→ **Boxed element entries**
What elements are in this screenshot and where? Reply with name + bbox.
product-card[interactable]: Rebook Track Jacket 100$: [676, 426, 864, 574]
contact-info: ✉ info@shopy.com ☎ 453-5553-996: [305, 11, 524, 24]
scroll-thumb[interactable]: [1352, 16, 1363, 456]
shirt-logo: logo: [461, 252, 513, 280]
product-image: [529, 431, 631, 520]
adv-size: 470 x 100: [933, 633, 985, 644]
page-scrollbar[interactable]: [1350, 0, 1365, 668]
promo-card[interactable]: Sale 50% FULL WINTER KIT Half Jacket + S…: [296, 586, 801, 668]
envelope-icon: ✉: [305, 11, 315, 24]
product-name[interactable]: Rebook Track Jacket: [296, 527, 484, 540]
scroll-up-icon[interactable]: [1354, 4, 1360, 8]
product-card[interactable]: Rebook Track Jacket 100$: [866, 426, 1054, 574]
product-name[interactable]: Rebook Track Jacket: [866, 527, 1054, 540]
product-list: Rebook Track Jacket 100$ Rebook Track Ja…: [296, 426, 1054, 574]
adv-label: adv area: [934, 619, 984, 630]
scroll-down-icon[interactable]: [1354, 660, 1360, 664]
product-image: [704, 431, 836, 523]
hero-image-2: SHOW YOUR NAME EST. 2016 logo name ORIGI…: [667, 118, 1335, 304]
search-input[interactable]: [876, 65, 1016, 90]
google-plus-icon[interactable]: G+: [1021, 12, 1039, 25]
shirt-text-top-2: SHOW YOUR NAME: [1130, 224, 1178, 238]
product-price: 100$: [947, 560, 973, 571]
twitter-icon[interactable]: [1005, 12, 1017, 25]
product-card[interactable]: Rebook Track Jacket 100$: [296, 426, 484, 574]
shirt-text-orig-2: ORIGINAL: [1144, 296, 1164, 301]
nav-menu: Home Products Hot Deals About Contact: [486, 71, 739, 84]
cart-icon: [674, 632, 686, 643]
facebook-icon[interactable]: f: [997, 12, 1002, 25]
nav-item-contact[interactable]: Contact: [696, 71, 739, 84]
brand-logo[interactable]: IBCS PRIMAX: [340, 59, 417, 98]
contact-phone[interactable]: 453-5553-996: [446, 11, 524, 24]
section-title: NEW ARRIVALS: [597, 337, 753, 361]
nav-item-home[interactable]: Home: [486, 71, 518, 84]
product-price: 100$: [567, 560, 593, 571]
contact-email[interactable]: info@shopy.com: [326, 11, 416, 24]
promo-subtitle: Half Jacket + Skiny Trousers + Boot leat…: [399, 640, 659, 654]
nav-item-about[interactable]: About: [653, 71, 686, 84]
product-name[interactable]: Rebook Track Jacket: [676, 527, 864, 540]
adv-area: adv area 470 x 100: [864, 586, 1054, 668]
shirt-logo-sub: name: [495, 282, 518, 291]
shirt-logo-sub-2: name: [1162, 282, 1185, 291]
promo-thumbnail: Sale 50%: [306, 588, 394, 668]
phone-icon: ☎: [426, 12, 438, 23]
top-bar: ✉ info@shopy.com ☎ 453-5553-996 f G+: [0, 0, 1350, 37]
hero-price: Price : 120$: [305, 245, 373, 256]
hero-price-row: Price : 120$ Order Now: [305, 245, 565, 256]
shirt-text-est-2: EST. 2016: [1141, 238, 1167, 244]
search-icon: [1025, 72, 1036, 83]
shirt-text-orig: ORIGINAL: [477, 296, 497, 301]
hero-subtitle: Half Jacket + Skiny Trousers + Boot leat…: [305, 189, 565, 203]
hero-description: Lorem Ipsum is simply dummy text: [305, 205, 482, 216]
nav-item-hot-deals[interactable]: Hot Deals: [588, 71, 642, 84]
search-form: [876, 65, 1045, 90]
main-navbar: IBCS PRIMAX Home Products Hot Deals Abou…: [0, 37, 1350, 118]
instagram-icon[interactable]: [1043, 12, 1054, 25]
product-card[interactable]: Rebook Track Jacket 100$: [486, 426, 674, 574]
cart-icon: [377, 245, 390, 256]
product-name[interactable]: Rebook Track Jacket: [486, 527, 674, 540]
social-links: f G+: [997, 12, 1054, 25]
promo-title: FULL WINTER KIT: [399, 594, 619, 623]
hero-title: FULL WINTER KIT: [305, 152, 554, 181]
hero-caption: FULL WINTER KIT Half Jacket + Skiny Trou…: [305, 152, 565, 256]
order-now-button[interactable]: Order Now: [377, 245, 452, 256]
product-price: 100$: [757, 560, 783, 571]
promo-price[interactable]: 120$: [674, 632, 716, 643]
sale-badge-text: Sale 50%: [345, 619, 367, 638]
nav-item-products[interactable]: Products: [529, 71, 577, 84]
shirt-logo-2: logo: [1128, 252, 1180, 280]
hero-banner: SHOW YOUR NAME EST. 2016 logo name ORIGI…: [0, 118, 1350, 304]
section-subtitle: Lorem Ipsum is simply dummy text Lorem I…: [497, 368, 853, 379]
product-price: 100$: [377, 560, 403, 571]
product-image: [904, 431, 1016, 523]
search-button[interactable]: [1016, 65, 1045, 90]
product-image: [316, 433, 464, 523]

→ **Job**
Edit the records above by replacing "screenshot" with "screen capture" wherever it appears, and write out every line again with nothing else changed.

→ **Correct answer**
What elements are in this screen capture and where? Reply with name + bbox.
product-card[interactable]: Rebook Track Jacket 100$: [676, 426, 864, 574]
contact-info: ✉ info@shopy.com ☎ 453-5553-996: [305, 11, 524, 24]
scroll-thumb[interactable]: [1352, 16, 1363, 456]
shirt-logo: logo: [461, 252, 513, 280]
product-image: [529, 431, 631, 520]
adv-size: 470 x 100: [933, 633, 985, 644]
page-scrollbar[interactable]: [1350, 0, 1365, 668]
promo-card[interactable]: Sale 50% FULL WINTER KIT Half Jacket + S…: [296, 586, 801, 668]
envelope-icon: ✉: [305, 11, 315, 24]
product-name[interactable]: Rebook Track Jacket: [296, 527, 484, 540]
scroll-up-icon[interactable]: [1354, 4, 1360, 8]
product-card[interactable]: Rebook Track Jacket 100$: [866, 426, 1054, 574]
product-name[interactable]: Rebook Track Jacket: [866, 527, 1054, 540]
product-list: Rebook Track Jacket 100$ Rebook Track Ja…: [296, 426, 1054, 574]
adv-label: adv area: [934, 619, 984, 630]
scroll-down-icon[interactable]: [1354, 660, 1360, 664]
product-image: [704, 431, 836, 523]
hero-image-2: SHOW YOUR NAME EST. 2016 logo name ORIGI…: [667, 118, 1335, 304]
search-input[interactable]: [876, 65, 1016, 90]
google-plus-icon[interactable]: G+: [1021, 12, 1039, 25]
shirt-text-top-2: SHOW YOUR NAME: [1130, 224, 1178, 238]
product-price: 100$: [947, 560, 973, 571]
twitter-icon[interactable]: [1005, 12, 1017, 25]
product-card[interactable]: Rebook Track Jacket 100$: [296, 426, 484, 574]
shirt-text-orig-2: ORIGINAL: [1144, 296, 1164, 301]
nav-menu: Home Products Hot Deals About Contact: [486, 71, 739, 84]
cart-icon: [674, 632, 686, 643]
facebook-icon[interactable]: f: [997, 12, 1002, 25]
nav-item-contact[interactable]: Contact: [696, 71, 739, 84]
brand-logo[interactable]: IBCS PRIMAX: [340, 59, 417, 98]
contact-phone[interactable]: 453-5553-996: [446, 11, 524, 24]
section-title: NEW ARRIVALS: [597, 337, 753, 361]
nav-item-home[interactable]: Home: [486, 71, 518, 84]
product-price: 100$: [567, 560, 593, 571]
contact-email[interactable]: info@shopy.com: [326, 11, 416, 24]
promo-subtitle: Half Jacket + Skiny Trousers + Boot leat…: [399, 640, 659, 654]
nav-item-about[interactable]: About: [653, 71, 686, 84]
product-name[interactable]: Rebook Track Jacket: [676, 527, 864, 540]
adv-area: adv area 470 x 100: [864, 586, 1054, 668]
shirt-logo-sub: name: [495, 282, 518, 291]
shirt-logo-sub-2: name: [1162, 282, 1185, 291]
promo-thumbnail: Sale 50%: [306, 588, 394, 668]
phone-icon: ☎: [426, 12, 438, 23]
top-bar: ✉ info@shopy.com ☎ 453-5553-996 f G+: [0, 0, 1350, 37]
hero-price: Price : 120$: [305, 245, 373, 256]
hero-price-row: Price : 120$ Order Now: [305, 245, 565, 256]
shirt-text-est-2: EST. 2016: [1141, 238, 1167, 244]
search-icon: [1025, 72, 1036, 83]
shirt-text-orig: ORIGINAL: [477, 296, 497, 301]
hero-subtitle: Half Jacket + Skiny Trousers + Boot leat…: [305, 189, 565, 203]
hero-description: Lorem Ipsum is simply dummy text: [305, 205, 482, 216]
nav-item-hot-deals[interactable]: Hot Deals: [588, 71, 642, 84]
search-form: [876, 65, 1045, 90]
main-navbar: IBCS PRIMAX Home Products Hot Deals Abou…: [0, 37, 1350, 118]
instagram-icon[interactable]: [1043, 12, 1054, 25]
product-card[interactable]: Rebook Track Jacket 100$: [486, 426, 674, 574]
cart-icon: [377, 245, 390, 256]
product-name[interactable]: Rebook Track Jacket: [486, 527, 674, 540]
social-links: f G+: [997, 12, 1054, 25]
promo-title: FULL WINTER KIT: [399, 594, 619, 623]
hero-title: FULL WINTER KIT: [305, 152, 554, 181]
hero-caption: FULL WINTER KIT Half Jacket + Skiny Trou…: [305, 152, 565, 256]
order-now-button[interactable]: Order Now: [377, 245, 452, 256]
product-price: 100$: [757, 560, 783, 571]
promo-price[interactable]: 120$: [674, 632, 716, 643]
sale-badge-text: Sale 50%: [345, 619, 367, 638]
nav-item-products[interactable]: Products: [529, 71, 577, 84]
shirt-logo-2: logo: [1128, 252, 1180, 280]
hero-banner: SHOW YOUR NAME EST. 2016 logo name ORIGI…: [0, 118, 1350, 304]
section-subtitle: Lorem Ipsum is simply dummy text Lorem I…: [497, 368, 853, 379]
product-price: 100$: [377, 560, 403, 571]
product-image: [904, 431, 1016, 523]
search-button[interactable]: [1016, 65, 1045, 90]
product-image: [316, 433, 464, 523]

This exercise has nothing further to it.